■ Problem to work on ■
In the entries below, find every line with "SDTVAR" and copy it.

■ The records ■
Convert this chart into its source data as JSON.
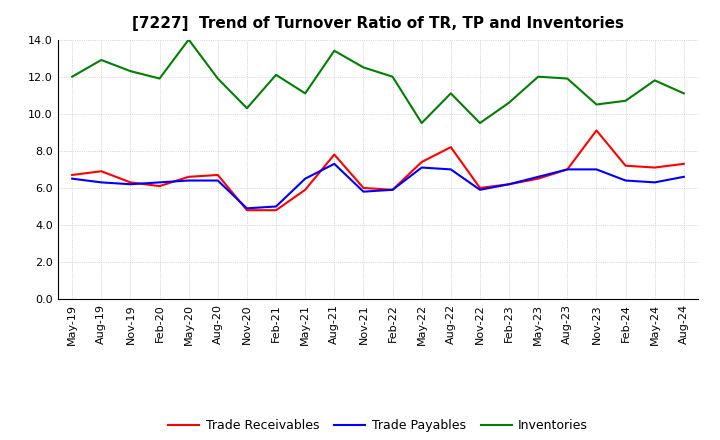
{
  "title": "[7227]  Trend of Turnover Ratio of TR, TP and Inventories",
  "x_labels": [
    "May-19",
    "Aug-19",
    "Nov-19",
    "Feb-20",
    "May-20",
    "Aug-20",
    "Nov-20",
    "Feb-21",
    "May-21",
    "Aug-21",
    "Nov-21",
    "Feb-22",
    "May-22",
    "Aug-22",
    "Nov-22",
    "Feb-23",
    "May-23",
    "Aug-23",
    "Nov-23",
    "Feb-24",
    "May-24",
    "Aug-24"
  ],
  "trade_receivables": [
    6.7,
    6.9,
    6.3,
    6.1,
    6.6,
    6.7,
    4.8,
    4.8,
    5.9,
    7.8,
    6.0,
    5.9,
    7.4,
    8.2,
    6.0,
    6.2,
    6.5,
    7.0,
    9.1,
    7.2,
    7.1,
    7.3
  ],
  "trade_payables": [
    6.5,
    6.3,
    6.2,
    6.3,
    6.4,
    6.4,
    4.9,
    5.0,
    6.5,
    7.3,
    5.8,
    5.9,
    7.1,
    7.0,
    5.9,
    6.2,
    6.6,
    7.0,
    7.0,
    6.4,
    6.3,
    6.6
  ],
  "inventories": [
    12.0,
    12.9,
    12.3,
    11.9,
    14.0,
    11.9,
    10.3,
    12.1,
    11.1,
    13.4,
    12.5,
    12.0,
    9.5,
    11.1,
    9.5,
    10.6,
    12.0,
    11.9,
    10.5,
    10.7,
    11.8,
    11.1
  ],
  "ylim": [
    0.0,
    14.0
  ],
  "yticks": [
    0.0,
    2.0,
    4.0,
    6.0,
    8.0,
    10.0,
    12.0,
    14.0
  ],
  "color_tr": "#ff0000",
  "color_tp": "#0000ff",
  "color_inv": "#008000",
  "legend_labels": [
    "Trade Receivables",
    "Trade Payables",
    "Inventories"
  ],
  "background_color": "#ffffff",
  "plot_bg_color": "#ffffff",
  "grid_color": "#999999",
  "title_fontsize": 11,
  "tick_fontsize": 8,
  "legend_fontsize": 9,
  "linewidth": 1.5
}
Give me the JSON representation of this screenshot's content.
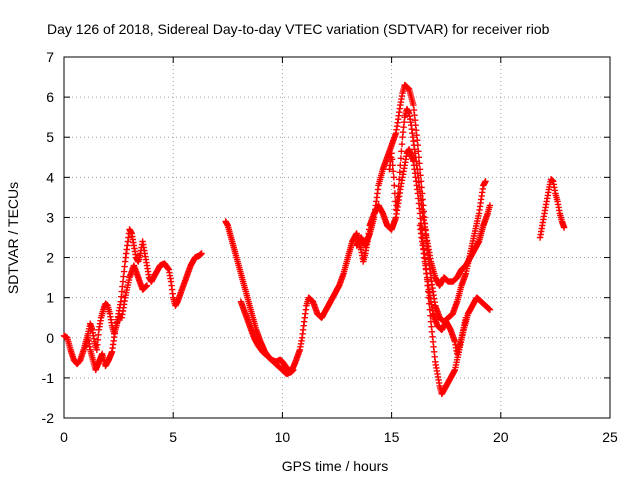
{
  "chart_data": {
    "type": "scatter",
    "title": "Day 126 of 2018, Sidereal Day-to-day VTEC variation (SDTVAR) for receiver riob",
    "xlabel": "GPS time / hours",
    "ylabel": "SDTVAR / TECUs",
    "xlim": [
      0,
      25
    ],
    "ylim": [
      -2,
      7
    ],
    "x_ticks": [
      "0",
      "5",
      "10",
      "15",
      "20",
      "25"
    ],
    "y_ticks": [
      "-2",
      "-1",
      "0",
      "1",
      "2",
      "3",
      "4",
      "5",
      "6",
      "7"
    ],
    "grid": true,
    "marker": "+",
    "series": [
      {
        "name": "SDTVAR",
        "color": "#ff0000",
        "segments": [
          [
            [
              0.0,
              0.05
            ],
            [
              0.15,
              0.0
            ],
            [
              0.3,
              -0.3
            ],
            [
              0.45,
              -0.55
            ],
            [
              0.6,
              -0.65
            ],
            [
              0.75,
              -0.55
            ],
            [
              0.9,
              -0.3
            ],
            [
              1.0,
              -0.1
            ],
            [
              1.1,
              0.1
            ],
            [
              1.2,
              0.35
            ],
            [
              1.3,
              0.2
            ],
            [
              1.4,
              -0.1
            ],
            [
              1.5,
              -0.3
            ],
            [
              1.6,
              0.2
            ],
            [
              1.7,
              0.5
            ],
            [
              1.8,
              0.7
            ],
            [
              1.9,
              0.85
            ],
            [
              2.0,
              0.8
            ],
            [
              2.1,
              0.6
            ],
            [
              2.2,
              0.3
            ],
            [
              2.3,
              0.1
            ],
            [
              2.4,
              0.3
            ],
            [
              2.5,
              0.6
            ],
            [
              2.6,
              0.9
            ],
            [
              2.7,
              1.4
            ],
            [
              2.8,
              1.9
            ],
            [
              2.9,
              2.3
            ],
            [
              3.0,
              2.7
            ],
            [
              3.1,
              2.6
            ],
            [
              3.2,
              2.3
            ],
            [
              3.3,
              2.0
            ],
            [
              3.4,
              1.9
            ],
            [
              3.5,
              2.1
            ],
            [
              3.6,
              2.4
            ],
            [
              3.7,
              2.1
            ],
            [
              3.8,
              1.8
            ],
            [
              3.9,
              1.5
            ],
            [
              4.0,
              1.4
            ],
            [
              4.2,
              1.6
            ],
            [
              4.4,
              1.8
            ],
            [
              4.6,
              1.85
            ],
            [
              4.8,
              1.7
            ],
            [
              4.9,
              1.4
            ],
            [
              5.0,
              1.0
            ],
            [
              5.1,
              0.8
            ],
            [
              5.2,
              0.9
            ],
            [
              5.4,
              1.2
            ],
            [
              5.6,
              1.5
            ],
            [
              5.8,
              1.8
            ],
            [
              6.0,
              2.0
            ],
            [
              6.2,
              2.05
            ],
            [
              6.3,
              2.1
            ]
          ],
          [
            [
              1.0,
              -0.2
            ],
            [
              1.1,
              0.0
            ],
            [
              1.2,
              -0.3
            ],
            [
              1.3,
              -0.5
            ],
            [
              1.45,
              -0.8
            ],
            [
              1.6,
              -0.6
            ],
            [
              1.75,
              -0.4
            ],
            [
              1.9,
              -0.7
            ],
            [
              2.05,
              -0.55
            ],
            [
              2.2,
              -0.35
            ],
            [
              2.35,
              0.2
            ],
            [
              2.5,
              0.5
            ],
            [
              2.65,
              0.5
            ],
            [
              2.8,
              1.0
            ],
            [
              3.0,
              1.5
            ],
            [
              3.2,
              1.8
            ],
            [
              3.4,
              1.5
            ],
            [
              3.6,
              1.2
            ],
            [
              3.8,
              1.3
            ]
          ],
          [
            [
              7.4,
              2.9
            ],
            [
              7.5,
              2.8
            ],
            [
              7.6,
              2.6
            ],
            [
              7.7,
              2.4
            ],
            [
              7.8,
              2.2
            ],
            [
              7.9,
              2.0
            ],
            [
              8.0,
              1.8
            ],
            [
              8.2,
              1.4
            ],
            [
              8.4,
              1.0
            ],
            [
              8.6,
              0.6
            ],
            [
              8.8,
              0.2
            ],
            [
              9.0,
              -0.1
            ],
            [
              9.2,
              -0.35
            ],
            [
              9.4,
              -0.5
            ],
            [
              9.6,
              -0.6
            ],
            [
              9.8,
              -0.7
            ],
            [
              10.0,
              -0.8
            ],
            [
              10.2,
              -0.9
            ],
            [
              10.4,
              -0.85
            ],
            [
              10.6,
              -0.6
            ],
            [
              10.8,
              -0.3
            ],
            [
              10.9,
              0.0
            ],
            [
              11.0,
              0.4
            ],
            [
              11.1,
              0.8
            ],
            [
              11.2,
              1.0
            ],
            [
              11.4,
              0.9
            ],
            [
              11.6,
              0.6
            ],
            [
              11.8,
              0.5
            ],
            [
              12.0,
              0.7
            ],
            [
              12.2,
              0.9
            ],
            [
              12.4,
              1.1
            ],
            [
              12.6,
              1.3
            ],
            [
              12.8,
              1.6
            ],
            [
              13.0,
              2.0
            ],
            [
              13.2,
              2.4
            ],
            [
              13.4,
              2.6
            ],
            [
              13.6,
              2.2
            ],
            [
              13.7,
              1.9
            ],
            [
              13.8,
              2.1
            ],
            [
              13.9,
              2.4
            ],
            [
              14.0,
              2.8
            ],
            [
              14.2,
              3.1
            ],
            [
              14.4,
              3.3
            ],
            [
              14.6,
              3.1
            ],
            [
              14.8,
              2.8
            ],
            [
              15.0,
              2.7
            ],
            [
              15.2,
              3.0
            ],
            [
              15.4,
              3.7
            ],
            [
              15.6,
              4.3
            ],
            [
              15.7,
              4.6
            ],
            [
              15.8,
              4.7
            ],
            [
              16.0,
              4.4
            ],
            [
              16.2,
              3.6
            ],
            [
              16.4,
              2.6
            ],
            [
              16.6,
              1.6
            ],
            [
              16.8,
              0.4
            ],
            [
              17.0,
              -0.6
            ],
            [
              17.2,
              -1.2
            ],
            [
              17.3,
              -1.4
            ],
            [
              17.5,
              -1.2
            ],
            [
              17.7,
              -1.0
            ],
            [
              17.9,
              -0.8
            ],
            [
              18.1,
              -0.3
            ],
            [
              18.3,
              0.2
            ],
            [
              18.5,
              0.6
            ],
            [
              18.7,
              0.8
            ],
            [
              18.9,
              1.0
            ],
            [
              19.1,
              0.9
            ],
            [
              19.3,
              0.8
            ],
            [
              19.5,
              0.7
            ]
          ],
          [
            [
              8.1,
              0.9
            ],
            [
              8.3,
              0.6
            ],
            [
              8.5,
              0.3
            ],
            [
              8.7,
              0.0
            ],
            [
              8.9,
              -0.2
            ],
            [
              9.1,
              -0.35
            ],
            [
              9.3,
              -0.45
            ],
            [
              9.5,
              -0.55
            ],
            [
              9.7,
              -0.6
            ],
            [
              9.9,
              -0.55
            ],
            [
              10.0,
              -0.6
            ],
            [
              10.2,
              -0.75
            ],
            [
              10.4,
              -0.85
            ],
            [
              10.5,
              -0.8
            ]
          ],
          [
            [
              13.4,
              2.3
            ],
            [
              13.6,
              2.5
            ],
            [
              13.8,
              2.3
            ],
            [
              14.0,
              2.6
            ],
            [
              14.2,
              3.0
            ],
            [
              14.4,
              3.8
            ],
            [
              14.6,
              4.2
            ],
            [
              14.8,
              4.5
            ],
            [
              15.0,
              4.8
            ],
            [
              15.2,
              5.1
            ],
            [
              15.4,
              5.8
            ],
            [
              15.5,
              6.1
            ],
            [
              15.6,
              6.3
            ],
            [
              15.8,
              6.2
            ],
            [
              16.0,
              5.8
            ],
            [
              16.2,
              4.8
            ],
            [
              16.4,
              3.6
            ],
            [
              16.6,
              2.4
            ],
            [
              16.8,
              1.5
            ],
            [
              17.0,
              0.8
            ],
            [
              17.2,
              0.5
            ],
            [
              17.4,
              0.4
            ],
            [
              17.6,
              0.5
            ],
            [
              17.8,
              0.6
            ],
            [
              18.0,
              0.9
            ],
            [
              18.2,
              1.3
            ],
            [
              18.4,
              1.6
            ],
            [
              18.6,
              2.1
            ],
            [
              18.8,
              2.6
            ],
            [
              19.0,
              3.1
            ],
            [
              19.2,
              3.8
            ],
            [
              19.3,
              3.9
            ]
          ],
          [
            [
              14.9,
              4.2
            ],
            [
              15.0,
              4.6
            ],
            [
              15.1,
              4.0
            ],
            [
              15.2,
              3.2
            ],
            [
              15.3,
              3.6
            ],
            [
              15.4,
              4.3
            ],
            [
              15.5,
              5.0
            ],
            [
              15.6,
              5.5
            ],
            [
              15.7,
              5.7
            ],
            [
              15.8,
              5.6
            ],
            [
              15.9,
              5.3
            ],
            [
              16.0,
              4.9
            ],
            [
              16.2,
              4.1
            ],
            [
              16.4,
              3.2
            ],
            [
              16.6,
              2.5
            ],
            [
              16.8,
              1.9
            ],
            [
              17.0,
              1.5
            ],
            [
              17.2,
              1.3
            ],
            [
              17.4,
              1.5
            ],
            [
              17.6,
              1.4
            ],
            [
              17.8,
              1.4
            ],
            [
              18.0,
              1.5
            ],
            [
              18.2,
              1.7
            ],
            [
              18.4,
              1.8
            ],
            [
              18.6,
              2.0
            ],
            [
              18.8,
              2.2
            ],
            [
              19.0,
              2.4
            ],
            [
              19.2,
              2.8
            ],
            [
              19.4,
              3.1
            ],
            [
              19.5,
              3.3
            ]
          ],
          [
            [
              16.3,
              2.8
            ],
            [
              16.5,
              2.0
            ],
            [
              16.7,
              1.2
            ],
            [
              16.9,
              0.6
            ],
            [
              17.1,
              0.3
            ],
            [
              17.3,
              0.2
            ],
            [
              17.5,
              0.4
            ],
            [
              17.7,
              0.2
            ],
            [
              17.9,
              -0.1
            ],
            [
              18.0,
              -0.4
            ],
            [
              18.2,
              0.0
            ],
            [
              18.4,
              0.5
            ]
          ],
          [
            [
              21.8,
              2.5
            ],
            [
              21.9,
              2.8
            ],
            [
              22.0,
              3.1
            ],
            [
              22.1,
              3.4
            ],
            [
              22.2,
              3.7
            ],
            [
              22.3,
              3.95
            ],
            [
              22.4,
              3.9
            ],
            [
              22.5,
              3.6
            ],
            [
              22.6,
              3.4
            ],
            [
              22.7,
              3.1
            ],
            [
              22.8,
              2.9
            ],
            [
              22.9,
              2.75
            ]
          ]
        ]
      }
    ]
  }
}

■ The reply ■
    "title": "Day 126 of 2018, Sidereal Day-to-day VTEC variation (SDTVAR) for receiver riob",
    "ylabel": "SDTVAR / TECUs",
        "name": "SDTVAR",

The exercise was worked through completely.